### Objective
Write out the material again word for word, dropping any images it holds.

### Dataset content

— Start —

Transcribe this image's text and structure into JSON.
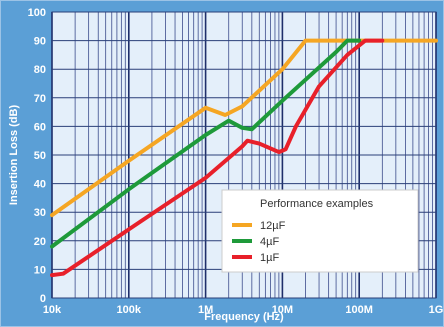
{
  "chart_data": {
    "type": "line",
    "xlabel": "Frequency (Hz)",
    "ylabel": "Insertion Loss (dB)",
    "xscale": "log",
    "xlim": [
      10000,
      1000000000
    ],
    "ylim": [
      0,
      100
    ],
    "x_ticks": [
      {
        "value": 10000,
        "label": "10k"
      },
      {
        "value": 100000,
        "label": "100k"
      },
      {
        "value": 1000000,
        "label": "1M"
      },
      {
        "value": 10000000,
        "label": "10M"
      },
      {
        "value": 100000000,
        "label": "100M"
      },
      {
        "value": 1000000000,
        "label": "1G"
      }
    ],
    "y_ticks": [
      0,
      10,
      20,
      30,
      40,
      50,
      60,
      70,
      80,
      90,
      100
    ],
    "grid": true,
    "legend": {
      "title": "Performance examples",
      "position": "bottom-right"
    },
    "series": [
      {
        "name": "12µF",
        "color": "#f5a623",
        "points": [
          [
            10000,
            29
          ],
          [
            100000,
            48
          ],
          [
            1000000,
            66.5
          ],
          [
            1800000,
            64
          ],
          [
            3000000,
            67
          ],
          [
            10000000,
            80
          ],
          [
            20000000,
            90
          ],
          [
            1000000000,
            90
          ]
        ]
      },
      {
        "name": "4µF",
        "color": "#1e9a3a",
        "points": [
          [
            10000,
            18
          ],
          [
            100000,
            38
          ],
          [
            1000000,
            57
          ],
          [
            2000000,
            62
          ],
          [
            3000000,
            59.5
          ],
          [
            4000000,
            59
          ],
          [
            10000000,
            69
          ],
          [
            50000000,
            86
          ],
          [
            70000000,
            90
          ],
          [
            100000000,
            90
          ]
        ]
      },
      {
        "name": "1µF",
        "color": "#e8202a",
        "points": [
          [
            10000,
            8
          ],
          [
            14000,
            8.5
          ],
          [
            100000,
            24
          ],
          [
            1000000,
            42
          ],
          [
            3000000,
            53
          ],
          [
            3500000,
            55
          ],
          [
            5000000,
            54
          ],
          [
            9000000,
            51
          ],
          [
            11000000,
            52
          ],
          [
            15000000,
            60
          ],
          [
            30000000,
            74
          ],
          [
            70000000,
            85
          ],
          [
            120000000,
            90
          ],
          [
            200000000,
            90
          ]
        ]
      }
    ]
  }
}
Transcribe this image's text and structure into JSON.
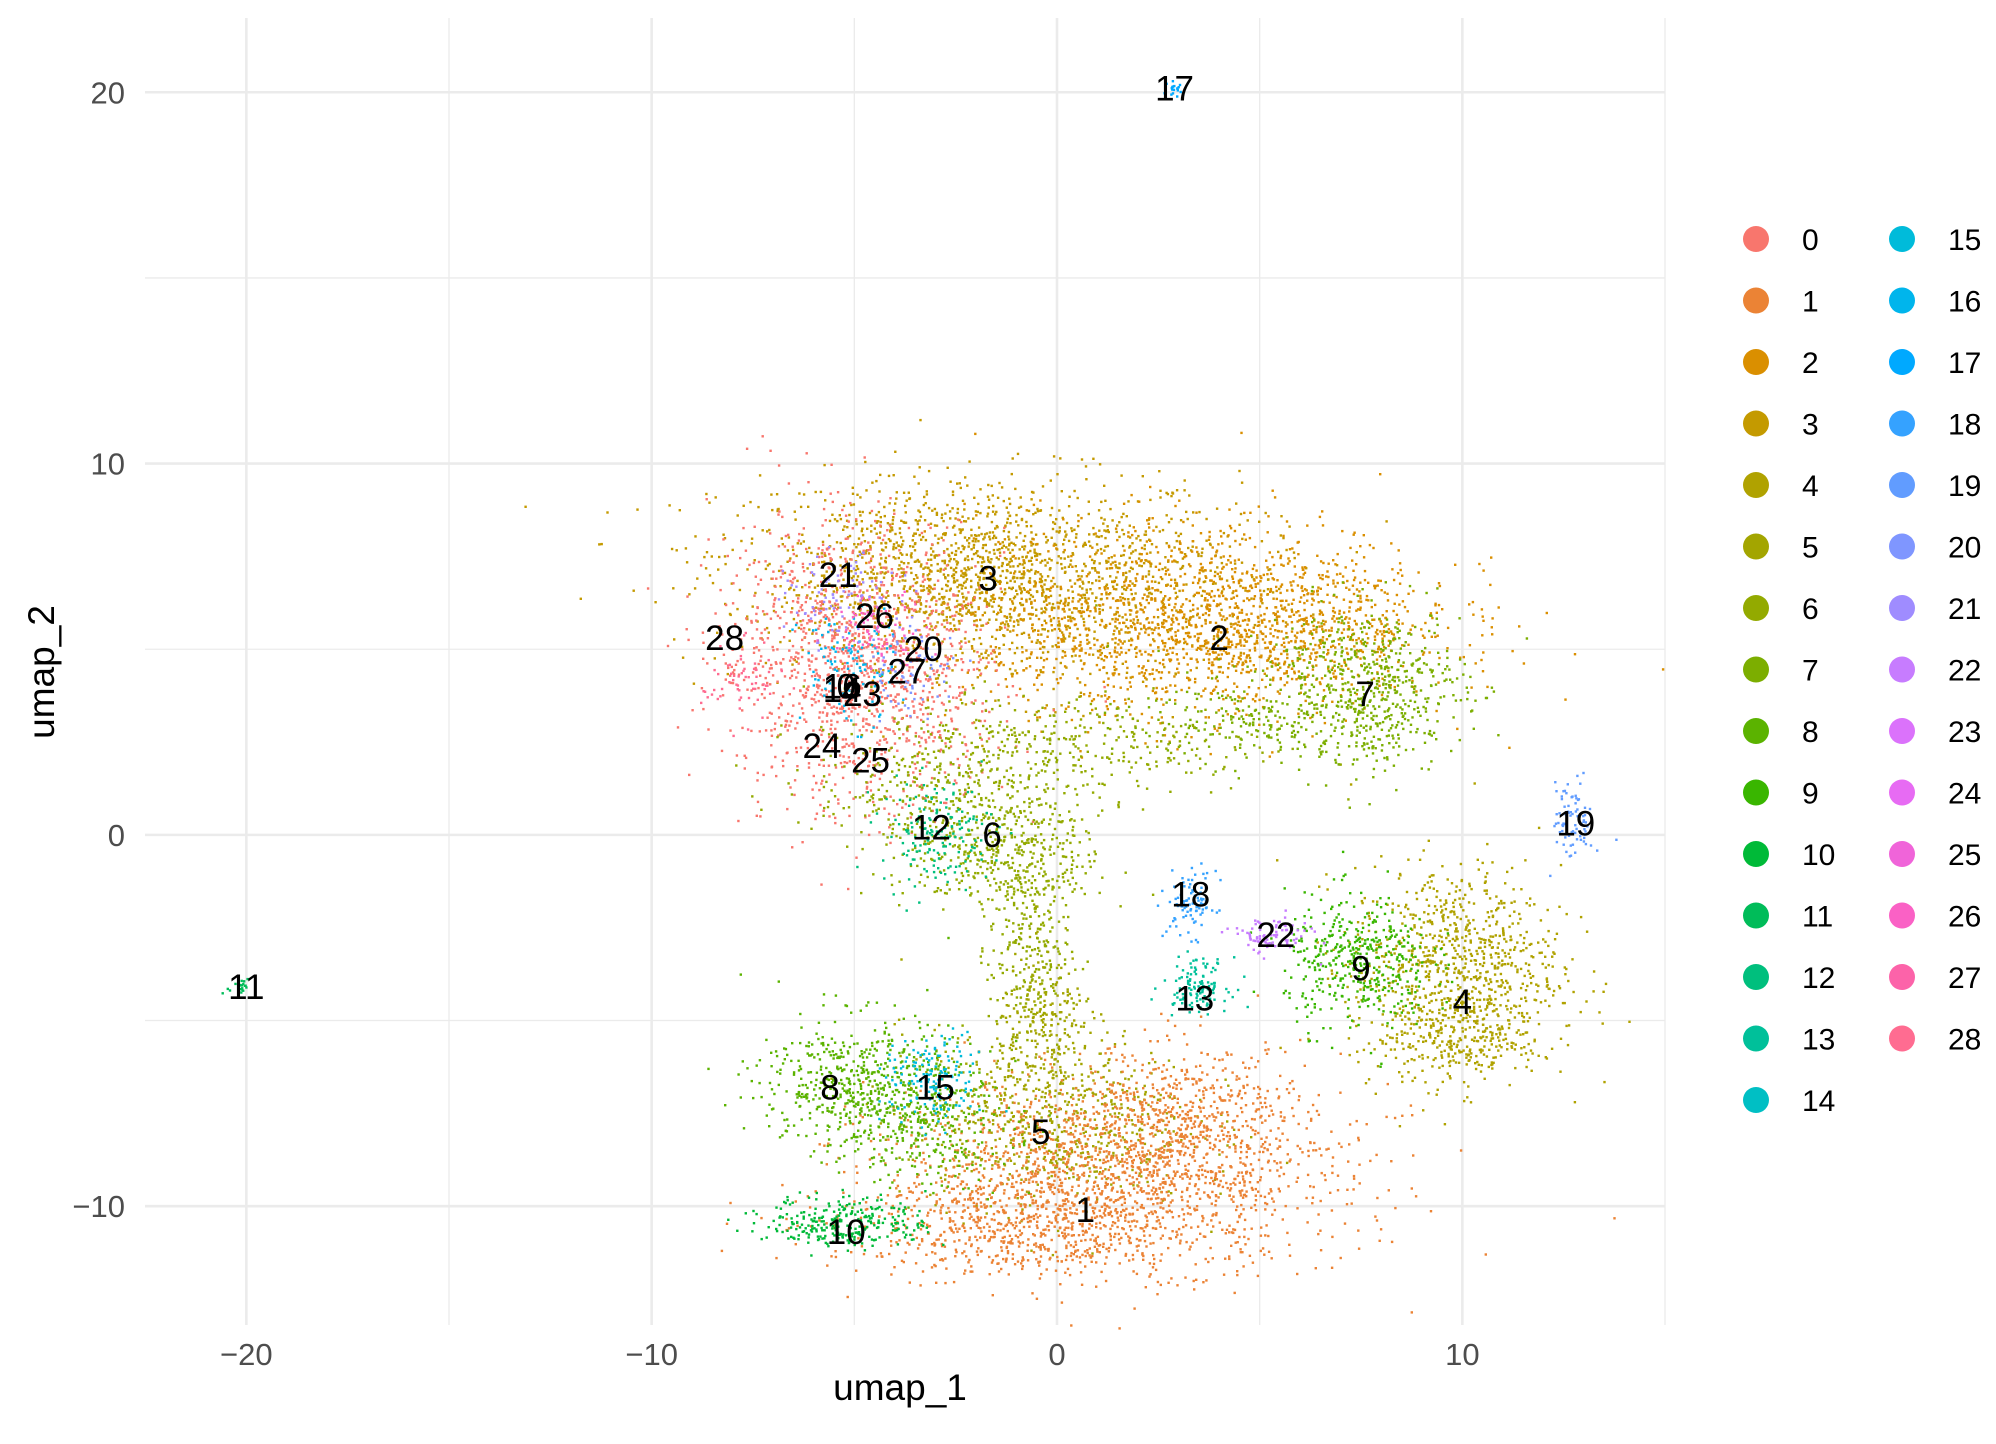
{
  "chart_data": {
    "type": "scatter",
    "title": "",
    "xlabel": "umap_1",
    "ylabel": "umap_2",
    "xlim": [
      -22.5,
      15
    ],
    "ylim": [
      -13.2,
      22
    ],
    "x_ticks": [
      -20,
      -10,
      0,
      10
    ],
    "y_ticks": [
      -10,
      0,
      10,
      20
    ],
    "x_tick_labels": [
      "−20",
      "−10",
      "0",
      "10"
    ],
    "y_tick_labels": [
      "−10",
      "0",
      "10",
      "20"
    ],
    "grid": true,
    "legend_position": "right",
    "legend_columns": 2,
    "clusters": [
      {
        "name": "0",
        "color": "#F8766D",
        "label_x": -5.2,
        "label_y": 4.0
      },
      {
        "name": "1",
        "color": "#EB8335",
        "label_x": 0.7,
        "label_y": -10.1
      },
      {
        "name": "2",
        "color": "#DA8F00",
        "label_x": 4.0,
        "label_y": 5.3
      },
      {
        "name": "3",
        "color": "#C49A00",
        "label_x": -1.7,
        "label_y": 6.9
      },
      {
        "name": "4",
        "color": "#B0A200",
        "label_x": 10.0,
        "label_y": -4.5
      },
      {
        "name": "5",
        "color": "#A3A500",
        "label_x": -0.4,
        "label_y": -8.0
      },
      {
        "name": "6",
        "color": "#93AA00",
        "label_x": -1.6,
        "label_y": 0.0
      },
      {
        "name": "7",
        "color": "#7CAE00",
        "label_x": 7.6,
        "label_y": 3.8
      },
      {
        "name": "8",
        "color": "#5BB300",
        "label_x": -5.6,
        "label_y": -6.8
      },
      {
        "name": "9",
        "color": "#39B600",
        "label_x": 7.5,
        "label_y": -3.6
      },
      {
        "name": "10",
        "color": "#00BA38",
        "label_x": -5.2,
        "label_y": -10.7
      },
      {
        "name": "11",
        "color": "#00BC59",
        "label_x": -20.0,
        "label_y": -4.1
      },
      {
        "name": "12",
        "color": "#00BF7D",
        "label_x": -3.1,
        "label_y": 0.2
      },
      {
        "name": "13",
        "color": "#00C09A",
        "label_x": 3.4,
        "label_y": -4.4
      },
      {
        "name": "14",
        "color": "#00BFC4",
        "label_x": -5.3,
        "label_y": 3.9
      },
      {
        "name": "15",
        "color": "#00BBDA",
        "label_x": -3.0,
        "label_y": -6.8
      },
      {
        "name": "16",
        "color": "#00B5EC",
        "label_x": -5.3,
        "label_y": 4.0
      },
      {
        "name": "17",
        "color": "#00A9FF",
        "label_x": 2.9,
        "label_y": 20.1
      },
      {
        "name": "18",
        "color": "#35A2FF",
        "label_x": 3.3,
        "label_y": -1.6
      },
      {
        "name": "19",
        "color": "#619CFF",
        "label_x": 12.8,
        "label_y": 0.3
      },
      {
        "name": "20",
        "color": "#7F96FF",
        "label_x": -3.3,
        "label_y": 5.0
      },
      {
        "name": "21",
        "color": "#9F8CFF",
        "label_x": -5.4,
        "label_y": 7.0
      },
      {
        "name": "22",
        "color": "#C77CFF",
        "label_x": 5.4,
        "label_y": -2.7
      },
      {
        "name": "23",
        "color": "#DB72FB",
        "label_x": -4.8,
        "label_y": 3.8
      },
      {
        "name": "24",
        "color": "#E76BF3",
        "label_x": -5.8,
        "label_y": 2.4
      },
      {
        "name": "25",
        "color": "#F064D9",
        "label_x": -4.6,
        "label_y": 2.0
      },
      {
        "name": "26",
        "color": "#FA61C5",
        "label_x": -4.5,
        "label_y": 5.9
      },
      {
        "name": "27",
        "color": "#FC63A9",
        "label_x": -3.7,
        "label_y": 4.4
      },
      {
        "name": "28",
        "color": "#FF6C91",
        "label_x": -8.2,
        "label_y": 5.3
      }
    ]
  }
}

— End —

### Reply to the task
Transcribe this image's text and structure into JSON.
{
  "chart_data": {
    "type": "line",
    "xlabel": "Frequency (Hz)",
    "ylabel": "Insertion Loss (dB)",
    "xscale": "log",
    "xlim": [
      10000,
      1000000000
    ],
    "ylim": [
      0,
      100
    ],
    "x_ticks": [
      {
        "value": 10000,
        "label": "10k"
      },
      {
        "value": 100000,
        "label": "100k"
      },
      {
        "value": 1000000,
        "label": "1M"
      },
      {
        "value": 10000000,
        "label": "10M"
      },
      {
        "value": 100000000,
        "label": "100M"
      },
      {
        "value": 1000000000,
        "label": "1G"
      }
    ],
    "y_ticks": [
      0,
      10,
      20,
      30,
      40,
      50,
      60,
      70,
      80,
      90,
      100
    ],
    "grid": true,
    "legend": {
      "title": "Performance examples",
      "position": "bottom-right"
    },
    "series": [
      {
        "name": "12µF",
        "color": "#f5a623",
        "points": [
          [
            10000,
            29
          ],
          [
            100000,
            48
          ],
          [
            1000000,
            66.5
          ],
          [
            1800000,
            64
          ],
          [
            3000000,
            67
          ],
          [
            10000000,
            80
          ],
          [
            20000000,
            90
          ],
          [
            1000000000,
            90
          ]
        ]
      },
      {
        "name": "4µF",
        "color": "#1e9a3a",
        "points": [
          [
            10000,
            18
          ],
          [
            100000,
            38
          ],
          [
            1000000,
            57
          ],
          [
            2000000,
            62
          ],
          [
            3000000,
            59.5
          ],
          [
            4000000,
            59
          ],
          [
            10000000,
            69
          ],
          [
            50000000,
            86
          ],
          [
            70000000,
            90
          ],
          [
            100000000,
            90
          ]
        ]
      },
      {
        "name": "1µF",
        "color": "#e8202a",
        "points": [
          [
            10000,
            8
          ],
          [
            14000,
            8.5
          ],
          [
            100000,
            24
          ],
          [
            1000000,
            42
          ],
          [
            3000000,
            53
          ],
          [
            3500000,
            55
          ],
          [
            5000000,
            54
          ],
          [
            9000000,
            51
          ],
          [
            11000000,
            52
          ],
          [
            15000000,
            60
          ],
          [
            30000000,
            74
          ],
          [
            70000000,
            85
          ],
          [
            120000000,
            90
          ],
          [
            200000000,
            90
          ]
        ]
      }
    ]
  }
}
Transcribe this image's text and structure into JSON.
{
  "chart_data": {
    "type": "scatter",
    "title": "",
    "xlabel": "umap_1",
    "ylabel": "umap_2",
    "xlim": [
      -22.5,
      15
    ],
    "ylim": [
      -13.2,
      22
    ],
    "x_ticks": [
      -20,
      -10,
      0,
      10
    ],
    "y_ticks": [
      -10,
      0,
      10,
      20
    ],
    "x_tick_labels": [
      "−20",
      "−10",
      "0",
      "10"
    ],
    "y_tick_labels": [
      "−10",
      "0",
      "10",
      "20"
    ],
    "grid": true,
    "legend_position": "right",
    "legend_columns": 2,
    "clusters": [
      {
        "name": "0",
        "color": "#F8766D",
        "label_x": -5.2,
        "label_y": 4.0
      },
      {
        "name": "1",
        "color": "#EB8335",
        "label_x": 0.7,
        "label_y": -10.1
      },
      {
        "name": "2",
        "color": "#DA8F00",
        "label_x": 4.0,
        "label_y": 5.3
      },
      {
        "name": "3",
        "color": "#C49A00",
        "label_x": -1.7,
        "label_y": 6.9
      },
      {
        "name": "4",
        "color": "#B0A200",
        "label_x": 10.0,
        "label_y": -4.5
      },
      {
        "name": "5",
        "color": "#A3A500",
        "label_x": -0.4,
        "label_y": -8.0
      },
      {
        "name": "6",
        "color": "#93AA00",
        "label_x": -1.6,
        "label_y": 0.0
      },
      {
        "name": "7",
        "color": "#7CAE00",
        "label_x": 7.6,
        "label_y": 3.8
      },
      {
        "name": "8",
        "color": "#5BB300",
        "label_x": -5.6,
        "label_y": -6.8
      },
      {
        "name": "9",
        "color": "#39B600",
        "label_x": 7.5,
        "label_y": -3.6
      },
      {
        "name": "10",
        "color": "#00BA38",
        "label_x": -5.2,
        "label_y": -10.7
      },
      {
        "name": "11",
        "color": "#00BC59",
        "label_x": -20.0,
        "label_y": -4.1
      },
      {
        "name": "12",
        "color": "#00BF7D",
        "label_x": -3.1,
        "label_y": 0.2
      },
      {
        "name": "13",
        "color": "#00C09A",
        "label_x": 3.4,
        "label_y": -4.4
      },
      {
        "name": "14",
        "color": "#00BFC4",
        "label_x": -5.3,
        "label_y": 3.9
      },
      {
        "name": "15",
        "color": "#00BBDA",
        "label_x": -3.0,
        "label_y": -6.8
      },
      {
        "name": "16",
        "color": "#00B5EC",
        "label_x": -5.3,
        "label_y": 4.0
      },
      {
        "name": "17",
        "color": "#00A9FF",
        "label_x": 2.9,
        "label_y": 20.1
      },
      {
        "name": "18",
        "color": "#35A2FF",
        "label_x": 3.3,
        "label_y": -1.6
      },
      {
        "name": "19",
        "color": "#619CFF",
        "label_x": 12.8,
        "label_y": 0.3
      },
      {
        "name": "20",
        "color": "#7F96FF",
        "label_x": -3.3,
        "label_y": 5.0
      },
      {
        "name": "21",
        "color": "#9F8CFF",
        "label_x": -5.4,
        "label_y": 7.0
      },
      {
        "name": "22",
        "color": "#C77CFF",
        "label_x": 5.4,
        "label_y": -2.7
      },
      {
        "name": "23",
        "color": "#DB72FB",
        "label_x": -4.8,
        "label_y": 3.8
      },
      {
        "name": "24",
        "color": "#E76BF3",
        "label_x": -5.8,
        "label_y": 2.4
      },
      {
        "name": "25",
        "color": "#F064D9",
        "label_x": -4.6,
        "label_y": 2.0
      },
      {
        "name": "26",
        "color": "#FA61C5",
        "label_x": -4.5,
        "label_y": 5.9
      },
      {
        "name": "27",
        "color": "#FC63A9",
        "label_x": -3.7,
        "label_y": 4.4
      },
      {
        "name": "28",
        "color": "#FF6C91",
        "label_x": -8.2,
        "label_y": 5.3
      }
    ]
  }
}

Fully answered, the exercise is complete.